> [Do this] Where a line holds the word "hesitation", copy that line.
>>>
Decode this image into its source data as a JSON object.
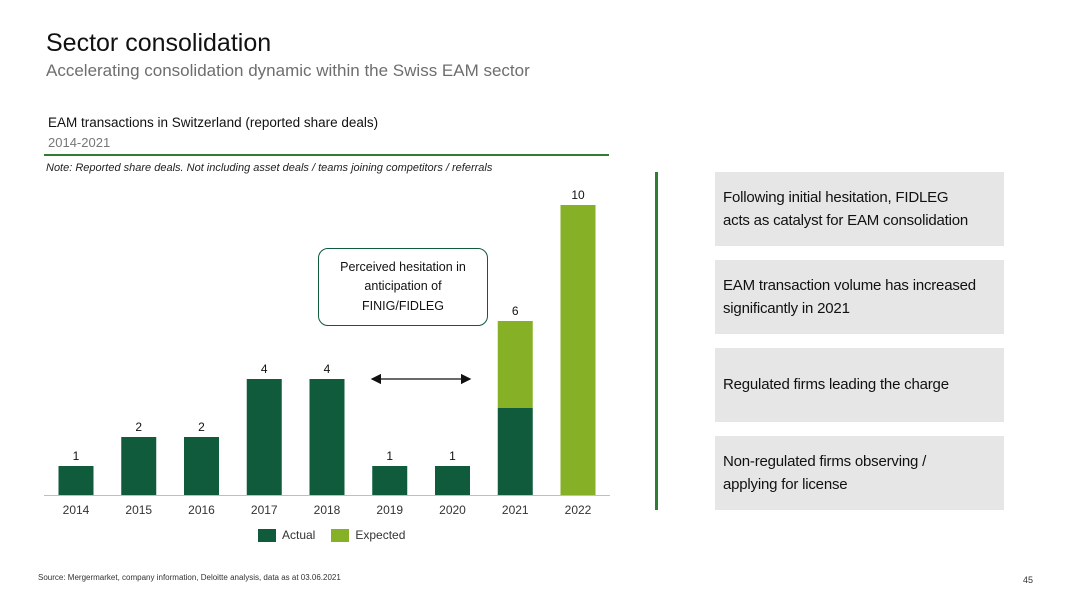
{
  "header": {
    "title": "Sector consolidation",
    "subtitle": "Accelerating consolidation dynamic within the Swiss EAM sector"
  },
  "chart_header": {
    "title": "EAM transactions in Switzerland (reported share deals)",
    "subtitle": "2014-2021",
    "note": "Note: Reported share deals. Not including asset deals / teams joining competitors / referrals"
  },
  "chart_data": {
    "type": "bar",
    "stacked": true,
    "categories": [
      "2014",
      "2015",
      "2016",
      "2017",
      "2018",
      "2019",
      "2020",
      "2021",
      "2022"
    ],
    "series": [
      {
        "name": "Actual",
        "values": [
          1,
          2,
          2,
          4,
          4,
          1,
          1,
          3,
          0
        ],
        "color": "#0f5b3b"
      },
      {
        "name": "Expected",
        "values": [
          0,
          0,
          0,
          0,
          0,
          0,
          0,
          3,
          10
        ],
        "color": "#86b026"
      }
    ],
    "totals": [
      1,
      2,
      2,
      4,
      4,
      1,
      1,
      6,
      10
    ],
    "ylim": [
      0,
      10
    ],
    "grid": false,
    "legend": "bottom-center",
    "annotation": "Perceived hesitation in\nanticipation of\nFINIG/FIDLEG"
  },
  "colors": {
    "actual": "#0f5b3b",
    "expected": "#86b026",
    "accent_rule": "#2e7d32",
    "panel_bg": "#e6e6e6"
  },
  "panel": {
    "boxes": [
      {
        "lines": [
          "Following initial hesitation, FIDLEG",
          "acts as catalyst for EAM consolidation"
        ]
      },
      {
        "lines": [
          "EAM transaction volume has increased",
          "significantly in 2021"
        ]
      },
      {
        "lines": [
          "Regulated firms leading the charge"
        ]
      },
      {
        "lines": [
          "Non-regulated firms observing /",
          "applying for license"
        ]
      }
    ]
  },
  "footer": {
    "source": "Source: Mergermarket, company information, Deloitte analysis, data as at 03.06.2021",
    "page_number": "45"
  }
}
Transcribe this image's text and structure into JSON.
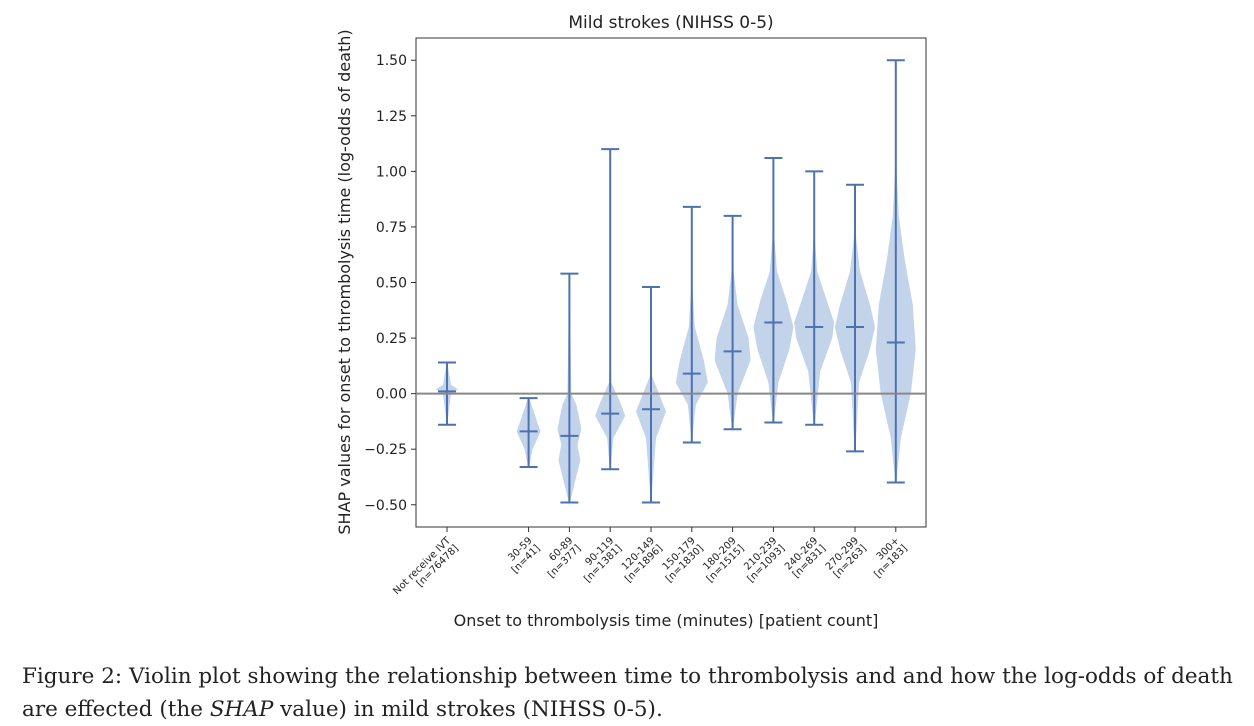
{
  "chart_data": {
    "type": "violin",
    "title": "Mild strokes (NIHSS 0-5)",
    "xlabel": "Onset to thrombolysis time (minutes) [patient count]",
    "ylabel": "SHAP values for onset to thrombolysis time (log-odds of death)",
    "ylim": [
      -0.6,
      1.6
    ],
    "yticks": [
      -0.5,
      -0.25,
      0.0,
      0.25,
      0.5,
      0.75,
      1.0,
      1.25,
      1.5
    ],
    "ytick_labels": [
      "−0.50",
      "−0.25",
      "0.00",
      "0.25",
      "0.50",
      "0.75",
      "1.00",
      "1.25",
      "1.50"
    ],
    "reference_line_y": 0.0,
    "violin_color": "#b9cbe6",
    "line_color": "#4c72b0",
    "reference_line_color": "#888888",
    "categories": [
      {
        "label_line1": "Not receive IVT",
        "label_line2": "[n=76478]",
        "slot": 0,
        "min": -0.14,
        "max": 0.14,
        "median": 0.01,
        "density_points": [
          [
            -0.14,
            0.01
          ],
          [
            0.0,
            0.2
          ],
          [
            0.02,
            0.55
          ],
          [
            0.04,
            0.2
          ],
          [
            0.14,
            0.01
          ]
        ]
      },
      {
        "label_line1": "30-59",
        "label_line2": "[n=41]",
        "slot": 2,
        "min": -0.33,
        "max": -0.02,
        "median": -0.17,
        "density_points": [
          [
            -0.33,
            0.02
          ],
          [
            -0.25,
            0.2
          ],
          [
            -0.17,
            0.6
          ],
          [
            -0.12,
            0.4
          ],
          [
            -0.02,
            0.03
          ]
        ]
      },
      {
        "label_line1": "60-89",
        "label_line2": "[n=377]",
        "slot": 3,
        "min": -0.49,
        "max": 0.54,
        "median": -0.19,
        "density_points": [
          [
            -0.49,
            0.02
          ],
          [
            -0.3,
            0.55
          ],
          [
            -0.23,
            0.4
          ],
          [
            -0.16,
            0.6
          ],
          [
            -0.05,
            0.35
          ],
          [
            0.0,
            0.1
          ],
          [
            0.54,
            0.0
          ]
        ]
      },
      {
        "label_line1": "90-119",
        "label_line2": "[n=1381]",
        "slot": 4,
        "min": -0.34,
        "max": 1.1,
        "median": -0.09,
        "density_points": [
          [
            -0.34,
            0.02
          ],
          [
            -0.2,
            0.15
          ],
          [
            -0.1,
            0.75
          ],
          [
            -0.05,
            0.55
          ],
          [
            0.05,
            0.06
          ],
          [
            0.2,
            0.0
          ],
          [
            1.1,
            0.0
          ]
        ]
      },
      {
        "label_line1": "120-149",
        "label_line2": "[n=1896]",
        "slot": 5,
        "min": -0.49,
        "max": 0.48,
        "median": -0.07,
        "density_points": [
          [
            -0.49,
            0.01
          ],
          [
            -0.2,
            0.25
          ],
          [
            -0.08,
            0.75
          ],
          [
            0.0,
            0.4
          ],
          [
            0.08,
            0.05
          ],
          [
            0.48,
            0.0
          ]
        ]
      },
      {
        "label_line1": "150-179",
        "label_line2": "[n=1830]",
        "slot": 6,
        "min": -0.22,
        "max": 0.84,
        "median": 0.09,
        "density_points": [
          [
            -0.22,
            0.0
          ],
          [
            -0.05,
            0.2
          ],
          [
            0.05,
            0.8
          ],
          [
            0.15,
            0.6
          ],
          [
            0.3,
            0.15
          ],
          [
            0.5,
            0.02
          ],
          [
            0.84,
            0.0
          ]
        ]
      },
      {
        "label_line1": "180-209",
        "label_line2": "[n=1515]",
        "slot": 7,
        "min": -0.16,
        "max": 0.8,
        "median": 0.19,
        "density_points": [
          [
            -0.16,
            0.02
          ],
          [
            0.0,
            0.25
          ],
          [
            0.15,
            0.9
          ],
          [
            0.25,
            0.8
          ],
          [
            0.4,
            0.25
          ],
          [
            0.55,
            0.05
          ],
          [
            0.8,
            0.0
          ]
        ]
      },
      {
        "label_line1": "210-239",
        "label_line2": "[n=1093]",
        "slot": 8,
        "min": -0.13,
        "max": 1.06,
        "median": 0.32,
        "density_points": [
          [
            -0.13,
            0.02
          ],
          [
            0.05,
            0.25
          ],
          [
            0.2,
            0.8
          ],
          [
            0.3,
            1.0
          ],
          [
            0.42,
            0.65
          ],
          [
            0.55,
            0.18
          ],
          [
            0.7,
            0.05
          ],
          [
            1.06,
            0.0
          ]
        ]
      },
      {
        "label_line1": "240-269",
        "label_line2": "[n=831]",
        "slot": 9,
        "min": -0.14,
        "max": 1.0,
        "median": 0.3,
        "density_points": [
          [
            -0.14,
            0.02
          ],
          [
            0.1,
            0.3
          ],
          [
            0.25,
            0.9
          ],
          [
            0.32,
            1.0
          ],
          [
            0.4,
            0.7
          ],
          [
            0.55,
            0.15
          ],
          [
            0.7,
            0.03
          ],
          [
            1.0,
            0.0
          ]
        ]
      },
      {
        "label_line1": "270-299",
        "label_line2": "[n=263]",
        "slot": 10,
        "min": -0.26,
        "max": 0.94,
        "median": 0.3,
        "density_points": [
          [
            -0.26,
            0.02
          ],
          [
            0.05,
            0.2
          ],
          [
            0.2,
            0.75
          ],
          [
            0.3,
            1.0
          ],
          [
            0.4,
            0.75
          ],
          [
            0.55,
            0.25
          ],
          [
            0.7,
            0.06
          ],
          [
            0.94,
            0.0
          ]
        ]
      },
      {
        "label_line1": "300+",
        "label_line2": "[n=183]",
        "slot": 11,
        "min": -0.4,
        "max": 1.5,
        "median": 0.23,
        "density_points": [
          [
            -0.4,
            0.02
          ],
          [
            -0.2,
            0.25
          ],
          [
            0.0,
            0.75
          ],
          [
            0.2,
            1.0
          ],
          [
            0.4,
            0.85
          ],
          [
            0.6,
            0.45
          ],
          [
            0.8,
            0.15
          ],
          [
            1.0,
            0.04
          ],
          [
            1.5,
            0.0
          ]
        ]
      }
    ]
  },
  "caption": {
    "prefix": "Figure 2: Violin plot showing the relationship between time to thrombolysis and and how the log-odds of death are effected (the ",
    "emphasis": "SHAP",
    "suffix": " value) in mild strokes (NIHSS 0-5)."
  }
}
<<<
>>>
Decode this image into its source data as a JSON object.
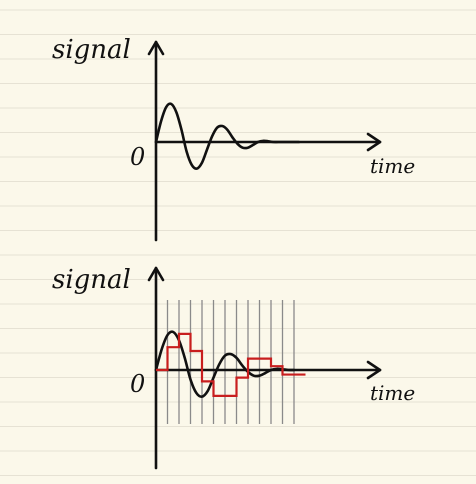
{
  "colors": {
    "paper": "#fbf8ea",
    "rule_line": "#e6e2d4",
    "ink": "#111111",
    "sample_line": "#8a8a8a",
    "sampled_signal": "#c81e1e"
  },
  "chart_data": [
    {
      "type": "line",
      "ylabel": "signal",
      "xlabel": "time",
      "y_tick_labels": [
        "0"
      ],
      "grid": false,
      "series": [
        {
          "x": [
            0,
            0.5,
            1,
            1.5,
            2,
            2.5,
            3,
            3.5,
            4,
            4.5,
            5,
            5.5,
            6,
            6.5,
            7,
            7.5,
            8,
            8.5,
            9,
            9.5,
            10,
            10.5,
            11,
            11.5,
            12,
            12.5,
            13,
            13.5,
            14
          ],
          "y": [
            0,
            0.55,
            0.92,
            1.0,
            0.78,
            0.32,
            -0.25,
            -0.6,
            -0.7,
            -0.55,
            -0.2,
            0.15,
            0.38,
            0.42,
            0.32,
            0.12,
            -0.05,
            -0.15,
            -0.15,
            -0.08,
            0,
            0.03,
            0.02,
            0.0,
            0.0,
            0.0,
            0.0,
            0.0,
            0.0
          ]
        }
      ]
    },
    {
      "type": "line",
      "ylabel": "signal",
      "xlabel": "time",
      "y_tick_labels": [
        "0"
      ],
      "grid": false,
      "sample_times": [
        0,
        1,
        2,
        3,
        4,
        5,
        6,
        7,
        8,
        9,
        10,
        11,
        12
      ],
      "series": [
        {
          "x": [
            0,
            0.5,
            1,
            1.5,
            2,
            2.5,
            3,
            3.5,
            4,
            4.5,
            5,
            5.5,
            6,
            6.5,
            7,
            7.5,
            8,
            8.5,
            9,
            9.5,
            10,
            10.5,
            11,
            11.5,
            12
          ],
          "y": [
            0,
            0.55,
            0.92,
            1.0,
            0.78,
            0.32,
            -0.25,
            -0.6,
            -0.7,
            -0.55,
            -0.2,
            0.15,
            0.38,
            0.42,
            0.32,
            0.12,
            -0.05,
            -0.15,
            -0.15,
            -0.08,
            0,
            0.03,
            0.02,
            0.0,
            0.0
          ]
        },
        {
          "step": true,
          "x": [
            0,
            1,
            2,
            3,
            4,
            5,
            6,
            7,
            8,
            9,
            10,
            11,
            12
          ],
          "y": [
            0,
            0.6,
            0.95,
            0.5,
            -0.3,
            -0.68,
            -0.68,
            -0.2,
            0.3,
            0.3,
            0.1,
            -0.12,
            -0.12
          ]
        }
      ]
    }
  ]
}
<<<
>>>
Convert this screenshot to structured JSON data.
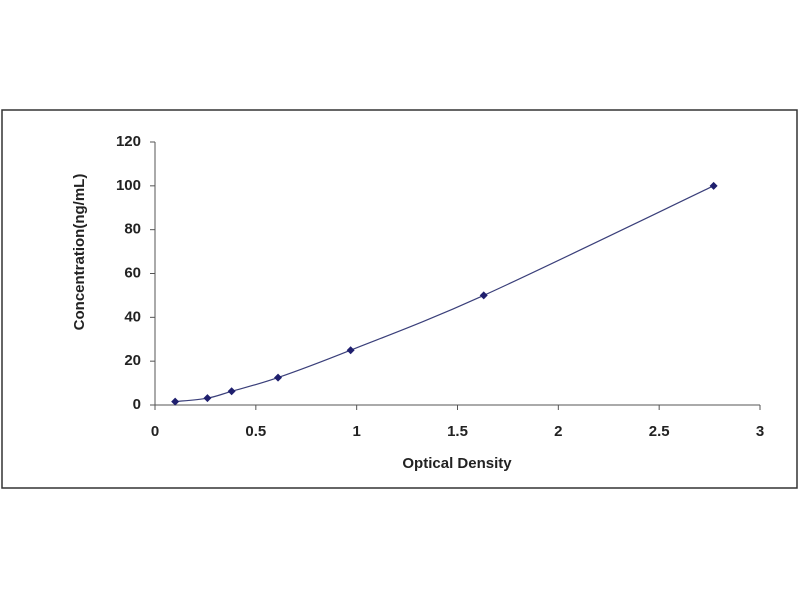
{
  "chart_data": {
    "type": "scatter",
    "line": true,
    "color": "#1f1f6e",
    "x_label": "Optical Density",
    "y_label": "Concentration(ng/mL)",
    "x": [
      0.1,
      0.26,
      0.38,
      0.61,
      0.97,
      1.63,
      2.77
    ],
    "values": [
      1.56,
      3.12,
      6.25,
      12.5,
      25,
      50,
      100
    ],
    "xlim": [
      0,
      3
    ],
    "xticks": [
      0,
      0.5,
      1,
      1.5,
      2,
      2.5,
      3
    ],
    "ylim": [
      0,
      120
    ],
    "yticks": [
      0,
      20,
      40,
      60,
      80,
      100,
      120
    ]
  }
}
<<<
> [Output]
    "annotation": "Perceived hesitation in\nanticipation of\nFINIG/FIDLEG"
          "Following initial hesitation, FIDLEG",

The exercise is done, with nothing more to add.